§ **RECORDS SUPPLIED**:

::::::::::

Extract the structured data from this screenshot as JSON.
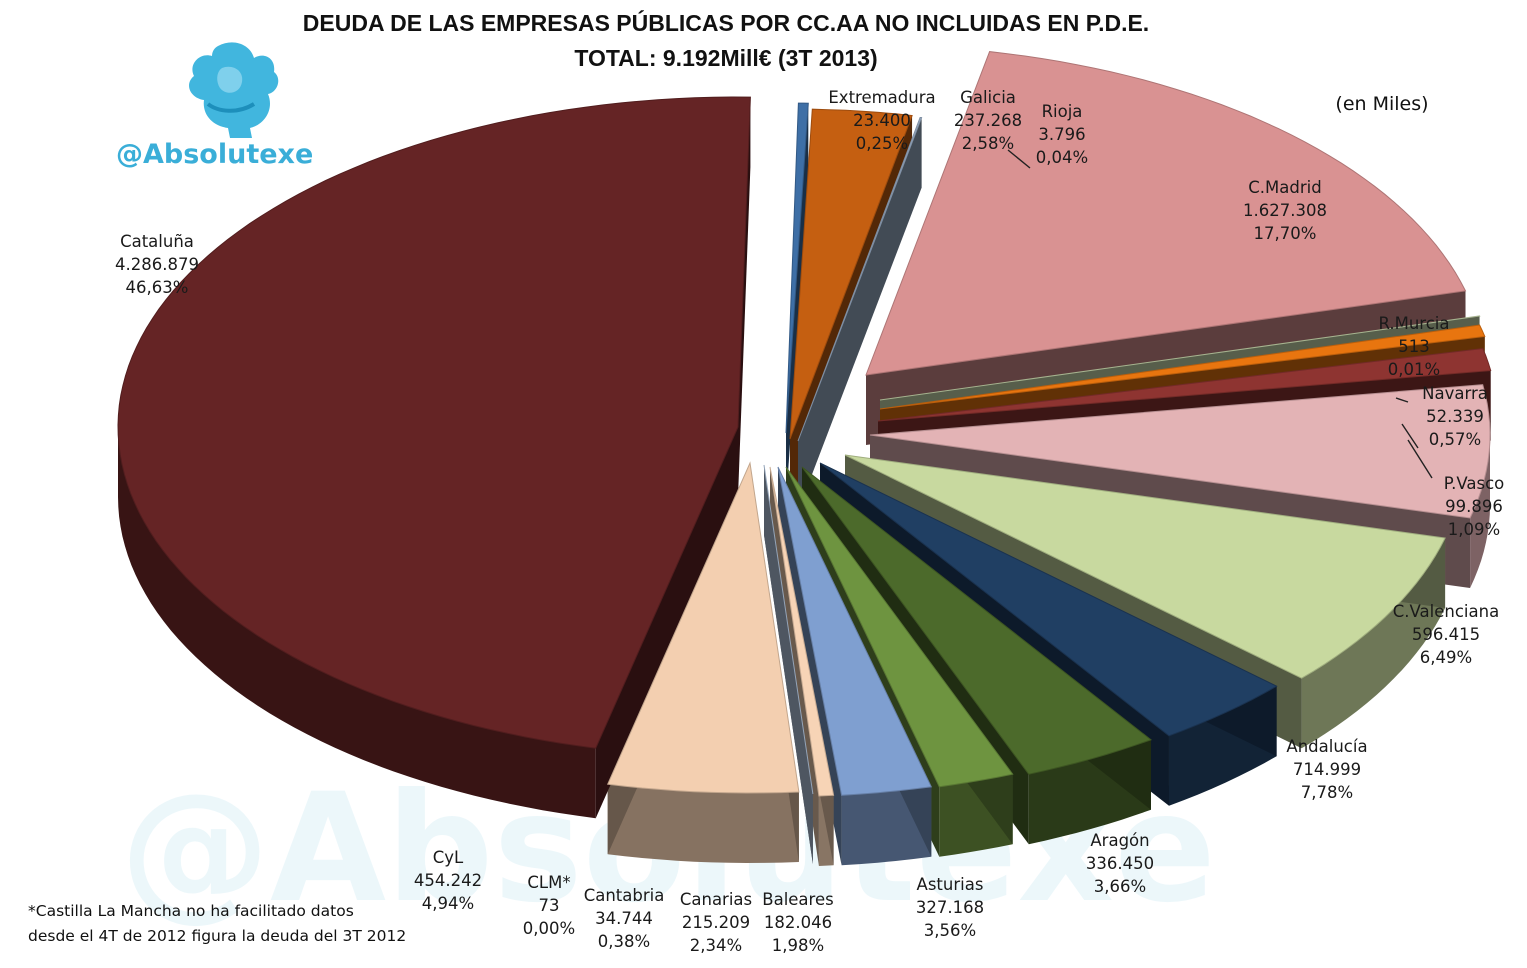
{
  "chart_data": {
    "type": "pie",
    "title": "DEUDA DE LAS EMPRESAS PÚBLICAS POR CC.AA NO INCLUIDAS EN P.D.E.",
    "subtitle": "TOTAL: 9.192Mill€ (3T 2013)",
    "unit_note": "(en Miles)",
    "brand": "@Absolutexe",
    "footnote": [
      "*Castilla La Mancha no ha facilitado datos",
      "desde el 4T de 2012 figura la deuda del 3T 2012"
    ],
    "slices": [
      {
        "name": "Extremadura",
        "value": "23.400",
        "percent": "0,25%",
        "value_num": 23400,
        "color": "#3e6fa6"
      },
      {
        "name": "Galicia",
        "value": "237.268",
        "percent": "2,58%",
        "value_num": 237268,
        "color": "#c55f11"
      },
      {
        "name": "Rioja",
        "value": "3.796",
        "percent": "0,04%",
        "value_num": 3796,
        "color": "#9eb2cb"
      },
      {
        "name": "C.Madrid",
        "value": "1.627.308",
        "percent": "17,70%",
        "value_num": 1627308,
        "color": "#d99292"
      },
      {
        "name": "R.Murcia",
        "value": "513",
        "percent": "0,01%",
        "value_num": 513,
        "color": "#cfe0b3"
      },
      {
        "name": "Navarra",
        "value": "52.339",
        "percent": "0,57%",
        "value_num": 52339,
        "color": "#e8750f"
      },
      {
        "name": "P.Vasco",
        "value": "99.896",
        "percent": "1,09%",
        "value_num": 99896,
        "color": "#8e3431"
      },
      {
        "name": "C.Valenciana",
        "value": "596.415",
        "percent": "6,49%",
        "value_num": 596415,
        "color": "#e3b3b5"
      },
      {
        "name": "Andalucía",
        "value": "714.999",
        "percent": "7,78%",
        "value_num": 714999,
        "color": "#c8d99f"
      },
      {
        "name": "Aragón",
        "value": "336.450",
        "percent": "3,66%",
        "value_num": 336450,
        "color": "#203f63"
      },
      {
        "name": "Asturias",
        "value": "327.168",
        "percent": "3,56%",
        "value_num": 327168,
        "color": "#4c6a2b"
      },
      {
        "name": "Baleares",
        "value": "182.046",
        "percent": "1,98%",
        "value_num": 182046,
        "color": "#6e9440"
      },
      {
        "name": "Canarias",
        "value": "215.209",
        "percent": "2,34%",
        "value_num": 215209,
        "color": "#7f9fd0"
      },
      {
        "name": "Cantabria",
        "value": "34.744",
        "percent": "0,38%",
        "value_num": 34744,
        "color": "#f7d4b6"
      },
      {
        "name": "CLM*",
        "value": "73",
        "percent": "0,00%",
        "value_num": 73,
        "color": "#b9cde6"
      },
      {
        "name": "CyL",
        "value": "454.242",
        "percent": "4,94%",
        "value_num": 454242,
        "color": "#f3cfb0"
      },
      {
        "name": "Cataluña",
        "value": "4.286.879",
        "percent": "46,63%",
        "value_num": 4286879,
        "color": "#652425"
      }
    ]
  }
}
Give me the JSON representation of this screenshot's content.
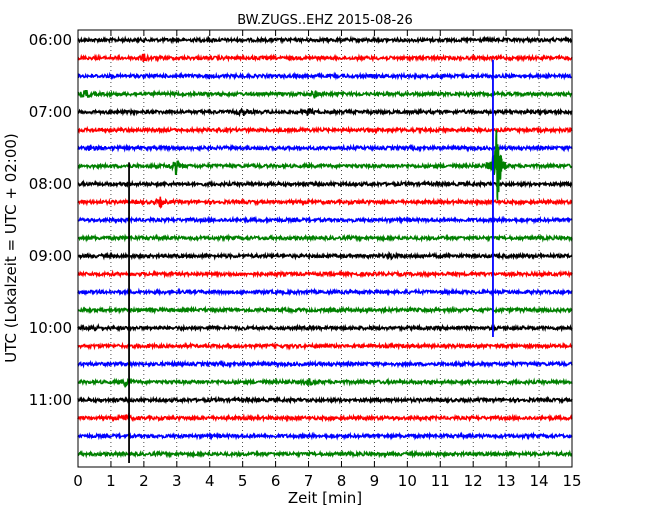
{
  "chart_data": {
    "type": "line",
    "title": "BW.ZUGS..EHZ 2015-08-26",
    "xlabel": "Zeit  [min]",
    "ylabel": "UTC (Lokalzeit = UTC + 02:00)",
    "xlim": [
      0,
      15
    ],
    "x_ticks": [
      "0",
      "1",
      "2",
      "3",
      "4",
      "5",
      "6",
      "7",
      "8",
      "9",
      "10",
      "11",
      "12",
      "13",
      "14",
      "15"
    ],
    "y_ticks": [
      "06:00",
      "07:00",
      "08:00",
      "09:00",
      "10:00",
      "11:00"
    ],
    "grid": true,
    "trace_colors": [
      "#000000",
      "#ff0000",
      "#0000ff",
      "#008000"
    ],
    "trace_start_times": [
      "06:00",
      "06:15",
      "06:30",
      "06:45",
      "07:00",
      "07:15",
      "07:30",
      "07:45",
      "08:00",
      "08:15",
      "08:30",
      "08:45",
      "09:00",
      "09:15",
      "09:30",
      "09:45",
      "10:00",
      "10:15",
      "10:30",
      "10:45",
      "11:00",
      "11:15",
      "11:30",
      "11:45"
    ],
    "events": [
      {
        "trace": 1,
        "minute": 2.0,
        "amplitude": 0.4
      },
      {
        "trace": 3,
        "minute": 0.25,
        "amplitude": 0.5
      },
      {
        "trace": 3,
        "minute": 7.2,
        "amplitude": 0.4
      },
      {
        "trace": 4,
        "minute": 5.0,
        "amplitude": 0.4
      },
      {
        "trace": 4,
        "minute": 7.0,
        "amplitude": 0.4
      },
      {
        "trace": 6,
        "minute": 0.4,
        "amplitude": 0.4
      },
      {
        "trace": 7,
        "minute": 2.95,
        "amplitude": 1.0
      },
      {
        "trace": 7,
        "minute": 12.65,
        "amplitude": 1.0
      },
      {
        "trace": 9,
        "minute": 2.5,
        "amplitude": 0.5
      },
      {
        "trace": 12,
        "minute": 9.5,
        "amplitude": 0.3
      },
      {
        "trace": 16,
        "minute": 0.5,
        "amplitude": 0.3
      },
      {
        "trace": 19,
        "minute": 1.45,
        "amplitude": 0.5
      },
      {
        "trace": 19,
        "minute": 7.0,
        "amplitude": 0.4
      },
      {
        "trace": 21,
        "minute": 1.45,
        "amplitude": 0.4
      }
    ],
    "spikes": [
      {
        "trace": 2,
        "minute": 12.6,
        "up": 0.9,
        "down": 14.5
      },
      {
        "trace": 8,
        "minute": 1.55,
        "up": 1.2,
        "down": 15.5
      }
    ]
  }
}
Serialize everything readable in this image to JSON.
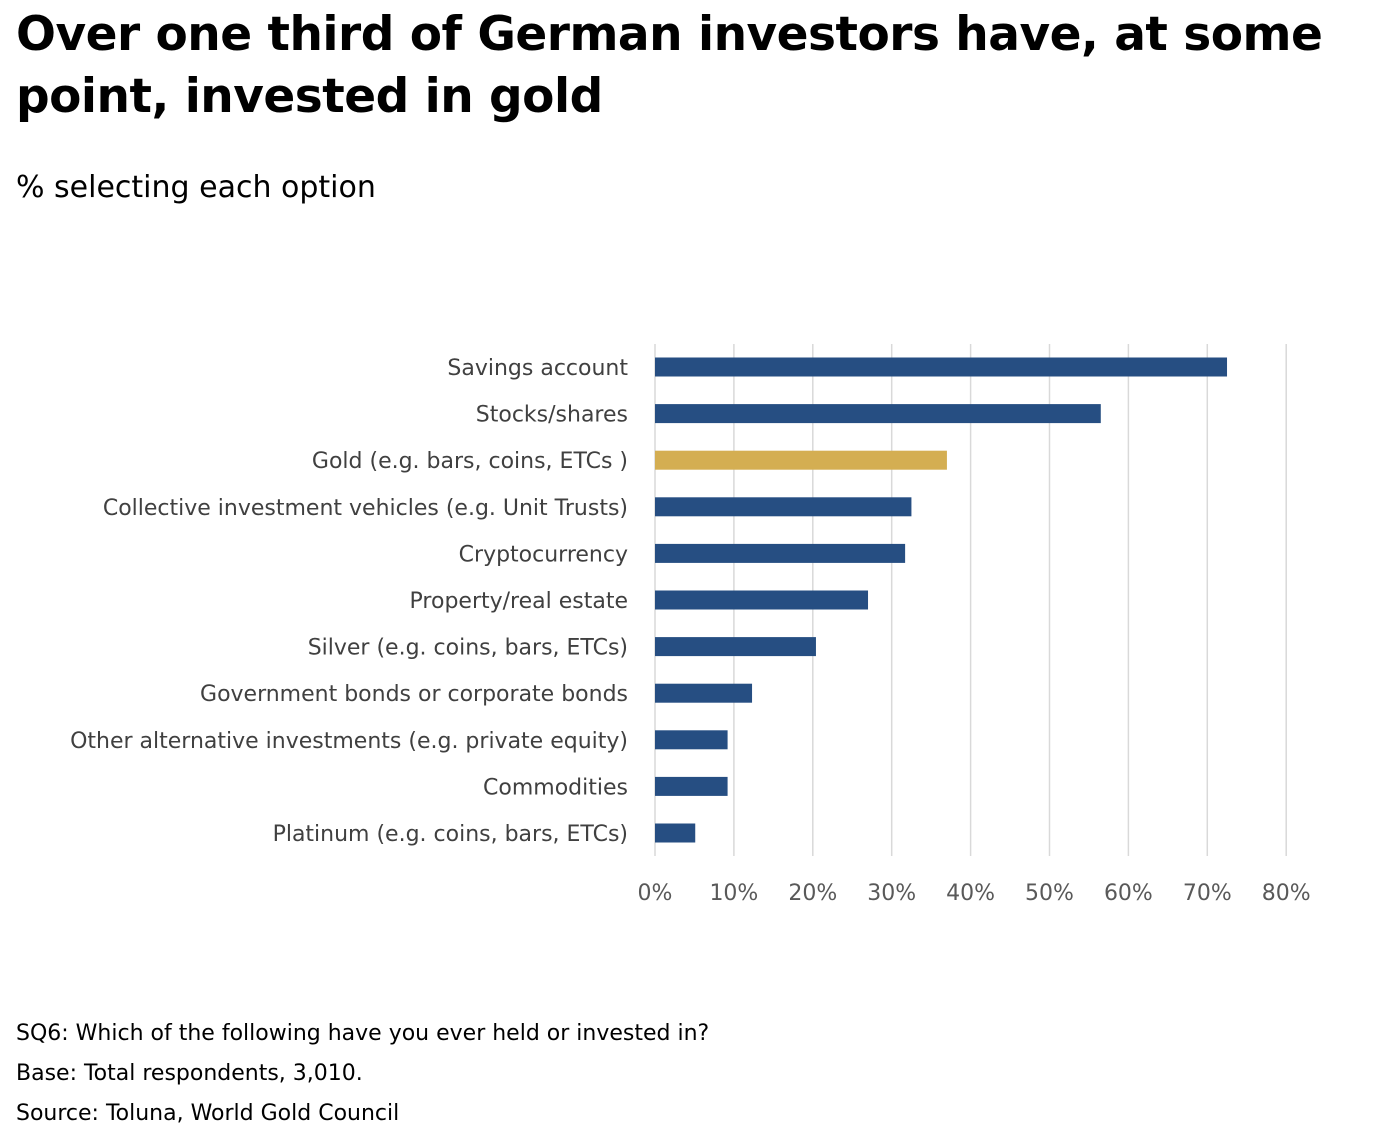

::::::::::

§ **WRITTEN PROBLEM**:
Are you able to set down all the lines above exactly, without any pictures?

§ **ANSWER TO THIS EXERCISE**:
Extract the structured data from this screenshot as JSON.
{
  "chart_data": {
    "type": "pie",
    "title": "DEUDA DE LAS EMPRESAS PÚBLICAS POR CC.AA NO INCLUIDAS EN P.D.E.",
    "subtitle": "TOTAL: 9.192Mill€ (3T 2013)",
    "unit_note": "(en Miles)",
    "brand": "@Absolutexe",
    "footnote": [
      "*Castilla La Mancha no ha facilitado datos",
      "desde el 4T de 2012 figura la deuda del 3T 2012"
    ],
    "slices": [
      {
        "name": "Extremadura",
        "value": "23.400",
        "percent": "0,25%",
        "value_num": 23400,
        "color": "#3e6fa6"
      },
      {
        "name": "Galicia",
        "value": "237.268",
        "percent": "2,58%",
        "value_num": 237268,
        "color": "#c55f11"
      },
      {
        "name": "Rioja",
        "value": "3.796",
        "percent": "0,04%",
        "value_num": 3796,
        "color": "#9eb2cb"
      },
      {
        "name": "C.Madrid",
        "value": "1.627.308",
        "percent": "17,70%",
        "value_num": 1627308,
        "color": "#d99292"
      },
      {
        "name": "R.Murcia",
        "value": "513",
        "percent": "0,01%",
        "value_num": 513,
        "color": "#cfe0b3"
      },
      {
        "name": "Navarra",
        "value": "52.339",
        "percent": "0,57%",
        "value_num": 52339,
        "color": "#e8750f"
      },
      {
        "name": "P.Vasco",
        "value": "99.896",
        "percent": "1,09%",
        "value_num": 99896,
        "color": "#8e3431"
      },
      {
        "name": "C.Valenciana",
        "value": "596.415",
        "percent": "6,49%",
        "value_num": 596415,
        "color": "#e3b3b5"
      },
      {
        "name": "Andalucía",
        "value": "714.999",
        "percent": "7,78%",
        "value_num": 714999,
        "color": "#c8d99f"
      },
      {
        "name": "Aragón",
        "value": "336.450",
        "percent": "3,66%",
        "value_num": 336450,
        "color": "#203f63"
      },
      {
        "name": "Asturias",
        "value": "327.168",
        "percent": "3,56%",
        "value_num": 327168,
        "color": "#4c6a2b"
      },
      {
        "name": "Baleares",
        "value": "182.046",
        "percent": "1,98%",
        "value_num": 182046,
        "color": "#6e9440"
      },
      {
        "name": "Canarias",
        "value": "215.209",
        "percent": "2,34%",
        "value_num": 215209,
        "color": "#7f9fd0"
      },
      {
        "name": "Cantabria",
        "value": "34.744",
        "percent": "0,38%",
        "value_num": 34744,
        "color": "#f7d4b6"
      },
      {
        "name": "CLM*",
        "value": "73",
        "percent": "0,00%",
        "value_num": 73,
        "color": "#b9cde6"
      },
      {
        "name": "CyL",
        "value": "454.242",
        "percent": "4,94%",
        "value_num": 454242,
        "color": "#f3cfb0"
      },
      {
        "name": "Cataluña",
        "value": "4.286.879",
        "percent": "46,63%",
        "value_num": 4286879,
        "color": "#652425"
      }
    ]
  }
}
Give me the JSON representation of this screenshot's content.
{
  "chart_data": {
    "type": "line",
    "title": "BW.ZUGS..EHZ 2015-08-26",
    "xlabel": "Zeit  [min]",
    "ylabel": "UTC (Lokalzeit = UTC + 02:00)",
    "xlim": [
      0,
      15
    ],
    "x_ticks": [
      "0",
      "1",
      "2",
      "3",
      "4",
      "5",
      "6",
      "7",
      "8",
      "9",
      "10",
      "11",
      "12",
      "13",
      "14",
      "15"
    ],
    "y_ticks": [
      "06:00",
      "07:00",
      "08:00",
      "09:00",
      "10:00",
      "11:00"
    ],
    "grid": true,
    "trace_colors": [
      "#000000",
      "#ff0000",
      "#0000ff",
      "#008000"
    ],
    "trace_start_times": [
      "06:00",
      "06:15",
      "06:30",
      "06:45",
      "07:00",
      "07:15",
      "07:30",
      "07:45",
      "08:00",
      "08:15",
      "08:30",
      "08:45",
      "09:00",
      "09:15",
      "09:30",
      "09:45",
      "10:00",
      "10:15",
      "10:30",
      "10:45",
      "11:00",
      "11:15",
      "11:30",
      "11:45"
    ],
    "events": [
      {
        "trace": 1,
        "minute": 2.0,
        "amplitude": 0.4
      },
      {
        "trace": 3,
        "minute": 0.25,
        "amplitude": 0.5
      },
      {
        "trace": 3,
        "minute": 7.2,
        "amplitude": 0.4
      },
      {
        "trace": 4,
        "minute": 5.0,
        "amplitude": 0.4
      },
      {
        "trace": 4,
        "minute": 7.0,
        "amplitude": 0.4
      },
      {
        "trace": 6,
        "minute": 0.4,
        "amplitude": 0.4
      },
      {
        "trace": 7,
        "minute": 2.95,
        "amplitude": 1.0
      },
      {
        "trace": 7,
        "minute": 12.65,
        "amplitude": 1.0
      },
      {
        "trace": 9,
        "minute": 2.5,
        "amplitude": 0.5
      },
      {
        "trace": 12,
        "minute": 9.5,
        "amplitude": 0.3
      },
      {
        "trace": 16,
        "minute": 0.5,
        "amplitude": 0.3
      },
      {
        "trace": 19,
        "minute": 1.45,
        "amplitude": 0.5
      },
      {
        "trace": 19,
        "minute": 7.0,
        "amplitude": 0.4
      },
      {
        "trace": 21,
        "minute": 1.45,
        "amplitude": 0.4
      }
    ],
    "spikes": [
      {
        "trace": 2,
        "minute": 12.6,
        "up": 0.9,
        "down": 14.5
      },
      {
        "trace": 8,
        "minute": 1.55,
        "up": 1.2,
        "down": 15.5
      }
    ]
  }
}
Serialize everything readable in this image to JSON.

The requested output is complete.